## Directions
Return every entry exactly.

## Records shown
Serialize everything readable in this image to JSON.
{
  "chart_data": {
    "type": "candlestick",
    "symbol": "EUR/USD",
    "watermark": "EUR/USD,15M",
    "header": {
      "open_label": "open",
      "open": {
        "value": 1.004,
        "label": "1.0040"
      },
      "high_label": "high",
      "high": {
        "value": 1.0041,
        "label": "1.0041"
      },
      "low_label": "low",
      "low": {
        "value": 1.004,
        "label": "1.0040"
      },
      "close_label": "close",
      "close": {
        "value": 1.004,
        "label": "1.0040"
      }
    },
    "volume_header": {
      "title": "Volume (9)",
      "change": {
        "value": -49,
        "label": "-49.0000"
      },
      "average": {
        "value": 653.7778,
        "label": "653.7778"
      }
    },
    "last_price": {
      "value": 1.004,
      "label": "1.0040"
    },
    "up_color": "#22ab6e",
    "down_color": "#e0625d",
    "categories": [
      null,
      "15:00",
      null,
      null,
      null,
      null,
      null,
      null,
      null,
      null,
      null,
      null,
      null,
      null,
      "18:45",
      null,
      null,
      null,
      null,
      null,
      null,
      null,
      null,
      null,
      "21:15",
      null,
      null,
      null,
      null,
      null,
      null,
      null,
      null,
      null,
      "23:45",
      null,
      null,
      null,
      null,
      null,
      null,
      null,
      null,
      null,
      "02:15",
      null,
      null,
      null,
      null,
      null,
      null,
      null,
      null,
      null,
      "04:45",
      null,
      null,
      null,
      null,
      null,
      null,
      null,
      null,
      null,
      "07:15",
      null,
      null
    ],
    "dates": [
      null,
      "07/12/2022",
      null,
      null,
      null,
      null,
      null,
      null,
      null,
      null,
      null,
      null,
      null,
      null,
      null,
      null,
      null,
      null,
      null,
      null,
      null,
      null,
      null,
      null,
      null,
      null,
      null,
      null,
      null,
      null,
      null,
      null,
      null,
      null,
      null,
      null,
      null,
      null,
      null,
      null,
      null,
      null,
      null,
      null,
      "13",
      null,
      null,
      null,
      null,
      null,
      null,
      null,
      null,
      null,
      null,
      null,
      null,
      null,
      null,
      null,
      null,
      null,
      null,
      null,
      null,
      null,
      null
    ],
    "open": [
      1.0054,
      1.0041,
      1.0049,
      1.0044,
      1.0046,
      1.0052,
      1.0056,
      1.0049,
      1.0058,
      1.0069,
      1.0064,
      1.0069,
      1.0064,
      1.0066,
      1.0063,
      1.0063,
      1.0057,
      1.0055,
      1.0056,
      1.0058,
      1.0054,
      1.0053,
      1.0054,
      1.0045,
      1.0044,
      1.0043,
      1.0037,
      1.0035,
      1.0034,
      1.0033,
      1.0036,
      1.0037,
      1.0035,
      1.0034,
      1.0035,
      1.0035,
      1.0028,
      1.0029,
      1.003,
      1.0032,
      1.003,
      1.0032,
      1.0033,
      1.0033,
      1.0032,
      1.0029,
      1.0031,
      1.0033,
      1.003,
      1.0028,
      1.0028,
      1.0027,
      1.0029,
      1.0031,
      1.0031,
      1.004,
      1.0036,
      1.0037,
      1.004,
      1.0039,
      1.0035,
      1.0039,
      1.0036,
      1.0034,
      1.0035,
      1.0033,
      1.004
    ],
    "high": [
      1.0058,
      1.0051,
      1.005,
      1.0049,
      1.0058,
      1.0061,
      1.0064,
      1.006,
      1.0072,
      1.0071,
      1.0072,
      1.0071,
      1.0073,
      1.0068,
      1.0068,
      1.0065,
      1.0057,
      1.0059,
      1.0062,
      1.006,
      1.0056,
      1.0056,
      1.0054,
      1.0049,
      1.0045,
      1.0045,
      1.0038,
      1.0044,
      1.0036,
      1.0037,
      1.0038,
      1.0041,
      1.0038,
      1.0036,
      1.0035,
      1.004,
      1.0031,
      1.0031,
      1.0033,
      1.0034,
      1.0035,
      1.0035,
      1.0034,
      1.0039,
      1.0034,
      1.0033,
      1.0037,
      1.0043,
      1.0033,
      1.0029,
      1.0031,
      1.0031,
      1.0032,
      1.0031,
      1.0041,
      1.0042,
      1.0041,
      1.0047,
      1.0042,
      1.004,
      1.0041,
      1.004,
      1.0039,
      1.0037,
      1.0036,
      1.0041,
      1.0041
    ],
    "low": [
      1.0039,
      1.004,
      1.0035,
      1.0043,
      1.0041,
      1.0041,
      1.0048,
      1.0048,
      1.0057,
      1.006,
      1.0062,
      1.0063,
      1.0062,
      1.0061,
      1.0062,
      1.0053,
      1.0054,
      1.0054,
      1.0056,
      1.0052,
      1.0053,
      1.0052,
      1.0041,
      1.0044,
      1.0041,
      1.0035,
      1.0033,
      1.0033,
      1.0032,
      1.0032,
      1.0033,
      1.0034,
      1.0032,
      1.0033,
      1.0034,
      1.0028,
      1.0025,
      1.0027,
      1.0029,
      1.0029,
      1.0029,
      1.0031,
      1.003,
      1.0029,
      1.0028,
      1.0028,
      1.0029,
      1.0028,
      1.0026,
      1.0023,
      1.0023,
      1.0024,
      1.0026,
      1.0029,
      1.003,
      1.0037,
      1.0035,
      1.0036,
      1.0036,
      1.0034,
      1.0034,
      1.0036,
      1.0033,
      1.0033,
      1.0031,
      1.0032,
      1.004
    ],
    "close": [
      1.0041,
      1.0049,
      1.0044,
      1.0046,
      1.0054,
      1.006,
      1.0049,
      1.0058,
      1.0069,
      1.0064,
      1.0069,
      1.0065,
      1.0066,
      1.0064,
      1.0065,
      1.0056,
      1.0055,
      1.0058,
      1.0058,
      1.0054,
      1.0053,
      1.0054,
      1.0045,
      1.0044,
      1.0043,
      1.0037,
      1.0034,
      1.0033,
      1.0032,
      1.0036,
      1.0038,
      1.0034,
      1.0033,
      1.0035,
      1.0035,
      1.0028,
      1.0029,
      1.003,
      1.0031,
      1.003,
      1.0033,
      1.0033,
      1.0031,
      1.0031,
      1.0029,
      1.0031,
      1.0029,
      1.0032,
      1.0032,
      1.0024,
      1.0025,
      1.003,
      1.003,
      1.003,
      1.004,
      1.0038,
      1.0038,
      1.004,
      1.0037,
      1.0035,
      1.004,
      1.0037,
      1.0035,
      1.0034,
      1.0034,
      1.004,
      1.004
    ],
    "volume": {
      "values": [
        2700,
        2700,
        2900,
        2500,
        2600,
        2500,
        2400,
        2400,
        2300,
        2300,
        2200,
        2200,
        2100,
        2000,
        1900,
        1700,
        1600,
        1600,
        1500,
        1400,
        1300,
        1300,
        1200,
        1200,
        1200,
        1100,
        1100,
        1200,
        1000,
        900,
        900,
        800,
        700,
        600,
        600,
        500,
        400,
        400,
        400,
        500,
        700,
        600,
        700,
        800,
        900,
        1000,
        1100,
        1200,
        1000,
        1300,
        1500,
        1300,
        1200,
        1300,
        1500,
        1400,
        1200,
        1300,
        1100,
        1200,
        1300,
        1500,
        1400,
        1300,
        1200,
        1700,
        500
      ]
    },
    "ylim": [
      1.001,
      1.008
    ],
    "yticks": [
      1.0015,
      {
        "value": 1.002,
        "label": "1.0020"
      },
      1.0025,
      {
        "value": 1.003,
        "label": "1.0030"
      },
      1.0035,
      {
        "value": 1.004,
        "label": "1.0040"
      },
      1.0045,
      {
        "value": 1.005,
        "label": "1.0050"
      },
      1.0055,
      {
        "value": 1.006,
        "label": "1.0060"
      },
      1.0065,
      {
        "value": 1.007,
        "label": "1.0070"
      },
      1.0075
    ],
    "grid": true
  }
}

## Answer to the exercise
Serialize everything readable in this image to JSON.
{
  "chart_data": {
    "type": "candlestick",
    "symbol": "EUR/USD",
    "watermark": "EUR/USD,15M",
    "header": {
      "open_label": "open",
      "open": {
        "value": 1.004,
        "label": "1.0040"
      },
      "high_label": "high",
      "high": {
        "value": 1.0041,
        "label": "1.0041"
      },
      "low_label": "low",
      "low": {
        "value": 1.004,
        "label": "1.0040"
      },
      "close_label": "close",
      "close": {
        "value": 1.004,
        "label": "1.0040"
      }
    },
    "volume_header": {
      "title": "Volume (9)",
      "change": {
        "value": -49,
        "label": "-49.0000"
      },
      "average": {
        "value": 653.7778,
        "label": "653.7778"
      }
    },
    "last_price": {
      "value": 1.004,
      "label": "1.0040"
    },
    "up_color": "#22ab6e",
    "down_color": "#e0625d",
    "categories": [
      null,
      "15:00",
      null,
      null,
      null,
      null,
      null,
      null,
      null,
      null,
      null,
      null,
      null,
      null,
      "18:45",
      null,
      null,
      null,
      null,
      null,
      null,
      null,
      null,
      null,
      "21:15",
      null,
      null,
      null,
      null,
      null,
      null,
      null,
      null,
      null,
      "23:45",
      null,
      null,
      null,
      null,
      null,
      null,
      null,
      null,
      null,
      "02:15",
      null,
      null,
      null,
      null,
      null,
      null,
      null,
      null,
      null,
      "04:45",
      null,
      null,
      null,
      null,
      null,
      null,
      null,
      null,
      null,
      "07:15",
      null,
      null
    ],
    "dates": [
      null,
      "07/12/2022",
      null,
      null,
      null,
      null,
      null,
      null,
      null,
      null,
      null,
      null,
      null,
      null,
      null,
      null,
      null,
      null,
      null,
      null,
      null,
      null,
      null,
      null,
      null,
      null,
      null,
      null,
      null,
      null,
      null,
      null,
      null,
      null,
      null,
      null,
      null,
      null,
      null,
      null,
      null,
      null,
      null,
      null,
      "13",
      null,
      null,
      null,
      null,
      null,
      null,
      null,
      null,
      null,
      null,
      null,
      null,
      null,
      null,
      null,
      null,
      null,
      null,
      null,
      null,
      null,
      null
    ],
    "open": [
      1.0054,
      1.0041,
      1.0049,
      1.0044,
      1.0046,
      1.0052,
      1.0056,
      1.0049,
      1.0058,
      1.0069,
      1.0064,
      1.0069,
      1.0064,
      1.0066,
      1.0063,
      1.0063,
      1.0057,
      1.0055,
      1.0056,
      1.0058,
      1.0054,
      1.0053,
      1.0054,
      1.0045,
      1.0044,
      1.0043,
      1.0037,
      1.0035,
      1.0034,
      1.0033,
      1.0036,
      1.0037,
      1.0035,
      1.0034,
      1.0035,
      1.0035,
      1.0028,
      1.0029,
      1.003,
      1.0032,
      1.003,
      1.0032,
      1.0033,
      1.0033,
      1.0032,
      1.0029,
      1.0031,
      1.0033,
      1.003,
      1.0028,
      1.0028,
      1.0027,
      1.0029,
      1.0031,
      1.0031,
      1.004,
      1.0036,
      1.0037,
      1.004,
      1.0039,
      1.0035,
      1.0039,
      1.0036,
      1.0034,
      1.0035,
      1.0033,
      1.004
    ],
    "high": [
      1.0058,
      1.0051,
      1.005,
      1.0049,
      1.0058,
      1.0061,
      1.0064,
      1.006,
      1.0072,
      1.0071,
      1.0072,
      1.0071,
      1.0073,
      1.0068,
      1.0068,
      1.0065,
      1.0057,
      1.0059,
      1.0062,
      1.006,
      1.0056,
      1.0056,
      1.0054,
      1.0049,
      1.0045,
      1.0045,
      1.0038,
      1.0044,
      1.0036,
      1.0037,
      1.0038,
      1.0041,
      1.0038,
      1.0036,
      1.0035,
      1.004,
      1.0031,
      1.0031,
      1.0033,
      1.0034,
      1.0035,
      1.0035,
      1.0034,
      1.0039,
      1.0034,
      1.0033,
      1.0037,
      1.0043,
      1.0033,
      1.0029,
      1.0031,
      1.0031,
      1.0032,
      1.0031,
      1.0041,
      1.0042,
      1.0041,
      1.0047,
      1.0042,
      1.004,
      1.0041,
      1.004,
      1.0039,
      1.0037,
      1.0036,
      1.0041,
      1.0041
    ],
    "low": [
      1.0039,
      1.004,
      1.0035,
      1.0043,
      1.0041,
      1.0041,
      1.0048,
      1.0048,
      1.0057,
      1.006,
      1.0062,
      1.0063,
      1.0062,
      1.0061,
      1.0062,
      1.0053,
      1.0054,
      1.0054,
      1.0056,
      1.0052,
      1.0053,
      1.0052,
      1.0041,
      1.0044,
      1.0041,
      1.0035,
      1.0033,
      1.0033,
      1.0032,
      1.0032,
      1.0033,
      1.0034,
      1.0032,
      1.0033,
      1.0034,
      1.0028,
      1.0025,
      1.0027,
      1.0029,
      1.0029,
      1.0029,
      1.0031,
      1.003,
      1.0029,
      1.0028,
      1.0028,
      1.0029,
      1.0028,
      1.0026,
      1.0023,
      1.0023,
      1.0024,
      1.0026,
      1.0029,
      1.003,
      1.0037,
      1.0035,
      1.0036,
      1.0036,
      1.0034,
      1.0034,
      1.0036,
      1.0033,
      1.0033,
      1.0031,
      1.0032,
      1.004
    ],
    "close": [
      1.0041,
      1.0049,
      1.0044,
      1.0046,
      1.0054,
      1.006,
      1.0049,
      1.0058,
      1.0069,
      1.0064,
      1.0069,
      1.0065,
      1.0066,
      1.0064,
      1.0065,
      1.0056,
      1.0055,
      1.0058,
      1.0058,
      1.0054,
      1.0053,
      1.0054,
      1.0045,
      1.0044,
      1.0043,
      1.0037,
      1.0034,
      1.0033,
      1.0032,
      1.0036,
      1.0038,
      1.0034,
      1.0033,
      1.0035,
      1.0035,
      1.0028,
      1.0029,
      1.003,
      1.0031,
      1.003,
      1.0033,
      1.0033,
      1.0031,
      1.0031,
      1.0029,
      1.0031,
      1.0029,
      1.0032,
      1.0032,
      1.0024,
      1.0025,
      1.003,
      1.003,
      1.003,
      1.004,
      1.0038,
      1.0038,
      1.004,
      1.0037,
      1.0035,
      1.004,
      1.0037,
      1.0035,
      1.0034,
      1.0034,
      1.004,
      1.004
    ],
    "volume": {
      "values": [
        2700,
        2700,
        2900,
        2500,
        2600,
        2500,
        2400,
        2400,
        2300,
        2300,
        2200,
        2200,
        2100,
        2000,
        1900,
        1700,
        1600,
        1600,
        1500,
        1400,
        1300,
        1300,
        1200,
        1200,
        1200,
        1100,
        1100,
        1200,
        1000,
        900,
        900,
        800,
        700,
        600,
        600,
        500,
        400,
        400,
        400,
        500,
        700,
        600,
        700,
        800,
        900,
        1000,
        1100,
        1200,
        1000,
        1300,
        1500,
        1300,
        1200,
        1300,
        1500,
        1400,
        1200,
        1300,
        1100,
        1200,
        1300,
        1500,
        1400,
        1300,
        1200,
        1700,
        500
      ]
    },
    "ylim": [
      1.001,
      1.008
    ],
    "yticks": [
      1.0015,
      {
        "value": 1.002,
        "label": "1.0020"
      },
      1.0025,
      {
        "value": 1.003,
        "label": "1.0030"
      },
      1.0035,
      {
        "value": 1.004,
        "label": "1.0040"
      },
      1.0045,
      {
        "value": 1.005,
        "label": "1.0050"
      },
      1.0055,
      {
        "value": 1.006,
        "label": "1.0060"
      },
      1.0065,
      {
        "value": 1.007,
        "label": "1.0070"
      },
      1.0075
    ],
    "grid": true
  }
}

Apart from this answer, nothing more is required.